What follows is a set of records; repeat all of them exactly.

········

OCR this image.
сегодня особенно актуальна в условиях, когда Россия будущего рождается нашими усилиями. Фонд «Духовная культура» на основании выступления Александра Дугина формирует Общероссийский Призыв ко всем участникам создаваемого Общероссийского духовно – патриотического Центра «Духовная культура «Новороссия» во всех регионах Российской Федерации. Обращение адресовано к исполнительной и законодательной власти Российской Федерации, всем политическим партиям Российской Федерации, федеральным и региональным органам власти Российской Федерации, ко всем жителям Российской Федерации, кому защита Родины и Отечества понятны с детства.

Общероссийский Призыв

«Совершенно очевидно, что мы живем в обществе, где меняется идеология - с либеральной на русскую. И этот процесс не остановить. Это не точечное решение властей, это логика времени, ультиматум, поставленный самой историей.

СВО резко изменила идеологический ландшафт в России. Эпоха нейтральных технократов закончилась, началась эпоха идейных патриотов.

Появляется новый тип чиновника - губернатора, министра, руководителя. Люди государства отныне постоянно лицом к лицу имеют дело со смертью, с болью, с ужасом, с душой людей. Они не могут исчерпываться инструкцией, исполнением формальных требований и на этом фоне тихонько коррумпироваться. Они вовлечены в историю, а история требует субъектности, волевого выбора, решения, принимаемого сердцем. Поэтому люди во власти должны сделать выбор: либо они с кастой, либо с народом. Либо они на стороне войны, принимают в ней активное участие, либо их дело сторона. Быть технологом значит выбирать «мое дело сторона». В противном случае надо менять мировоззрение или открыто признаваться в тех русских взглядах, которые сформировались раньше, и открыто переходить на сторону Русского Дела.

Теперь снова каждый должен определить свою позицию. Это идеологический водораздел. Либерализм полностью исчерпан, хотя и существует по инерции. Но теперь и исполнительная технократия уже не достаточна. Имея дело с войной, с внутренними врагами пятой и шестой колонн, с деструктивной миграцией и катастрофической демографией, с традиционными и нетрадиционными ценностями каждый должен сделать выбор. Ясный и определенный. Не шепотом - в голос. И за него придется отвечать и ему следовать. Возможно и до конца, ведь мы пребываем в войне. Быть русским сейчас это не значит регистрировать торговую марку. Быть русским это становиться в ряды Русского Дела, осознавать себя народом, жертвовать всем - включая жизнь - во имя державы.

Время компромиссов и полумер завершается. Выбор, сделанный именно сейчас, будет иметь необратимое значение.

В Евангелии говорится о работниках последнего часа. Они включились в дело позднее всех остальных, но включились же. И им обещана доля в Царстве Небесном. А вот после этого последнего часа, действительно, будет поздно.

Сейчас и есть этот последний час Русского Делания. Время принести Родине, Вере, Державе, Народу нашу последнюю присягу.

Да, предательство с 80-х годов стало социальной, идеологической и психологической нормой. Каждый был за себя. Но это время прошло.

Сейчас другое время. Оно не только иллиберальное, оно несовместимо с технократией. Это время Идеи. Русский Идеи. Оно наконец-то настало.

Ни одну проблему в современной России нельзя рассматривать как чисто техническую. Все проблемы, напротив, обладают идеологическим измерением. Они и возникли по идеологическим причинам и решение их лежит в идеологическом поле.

········

COMPLETE ANSWER ::
OCR this image.
сегодня особенно актуальна в условиях, когда Россия будущего рождается нашими усилиями. Фонд «Духовная культура» на основании выступления Александра Дугина формирует Общероссийский Призыв ко всем участникам создаваемого Общероссийского духовно – патриотического Центра «Духовная культура «Новороссия» во всех регионах Российской Федерации. Обращение адресовано к исполнительной и законодательной власти Российской Федерации, всем политическим партиям Российской Федерации, федеральным и региональным органам власти Российской Федерации, ко всем жителям Российской Федерации, кому защита Родины и Отечества понятны с детства.

Общероссийский Призыв

«Совершенно очевидно, что мы живем в обществе, где меняется идеология - с либеральной на русскую. И этот процесс не остановить. Это не точечное решение властей, это логика времени, ультиматум, поставленный самой историей.

СВО резко изменила идеологический ландшафт в России. Эпоха нейтральных технократов закончилась, началась эпоха идейных патриотов.

Появляется новый тип чиновника - губернатора, министра, руководителя. Люди государства отныне постоянно лицом к лицу имеют дело со смертью, с болью, с ужасом, с душой людей. Они не могут исчерпываться инструкцией, исполнением формальных требований и на этом фоне тихонько коррумпироваться. Они вовлечены в историю, а история требует субъектности, волевого выбора, решения, принимаемого сердцем. Поэтому люди во власти должны сделать выбор: либо они с кастой, либо с народом. Либо они на стороне войны, принимают в ней активное участие, либо их дело сторона. Быть технологом значит выбирать «мое дело сторона». В противном случае надо менять мировоззрение или открыто признаваться в тех русских взглядах, которые сформировались раньше, и открыто переходить на сторону Русского Дела.

Теперь снова каждый должен определить свою позицию. Это идеологический водораздел. Либерализм полностью исчерпан, хотя и существует по инерции. Но теперь и исполнительная технократия уже не достаточна. Имея дело с войной, с внутренними врагами пятой и шестой колонн, с деструктивной миграцией и катастрофической демографией, с традиционными и нетрадиционными ценностями каждый должен сделать выбор. Ясный и определенный. Не шепотом - в голос. И за него придется отвечать и ему следовать. Возможно и до конца, ведь мы пребываем в войне. Быть русским сейчас это не значит регистрировать торговую марку. Быть русским это становиться в ряды Русского Дела, осознавать себя народом, жертвовать всем - включая жизнь - во имя державы.

Время компромиссов и полумер завершается. Выбор, сделанный именно сейчас, будет иметь необратимое значение.

В Евангелии говорится о работниках последнего часа. Они включились в дело позднее всех остальных, но включились же. И им обещана доля в Царстве Небесном. А вот после этого последнего часа, действительно, будет поздно.

Сейчас и есть этот последний час Русского Делания. Время принести Родине, Вере, Державе, Народу нашу последнюю присягу.

Да, предательство с 80-х годов стало социальной, идеологической и психологической нормой. Каждый был за себя. Но это время прошло.

Сейчас другое время. Оно не только иллиберальное, оно несовместимо с технократией. Это время Идеи. Русский Идеи. Оно наконец-то настало.

Ни одну проблему в современной России нельзя рассматривать как чисто техническую. Все проблемы, напротив, обладают идеологическим измерением. Они и возникли по идеологическим причинам и решение их лежит в идеологическом поле.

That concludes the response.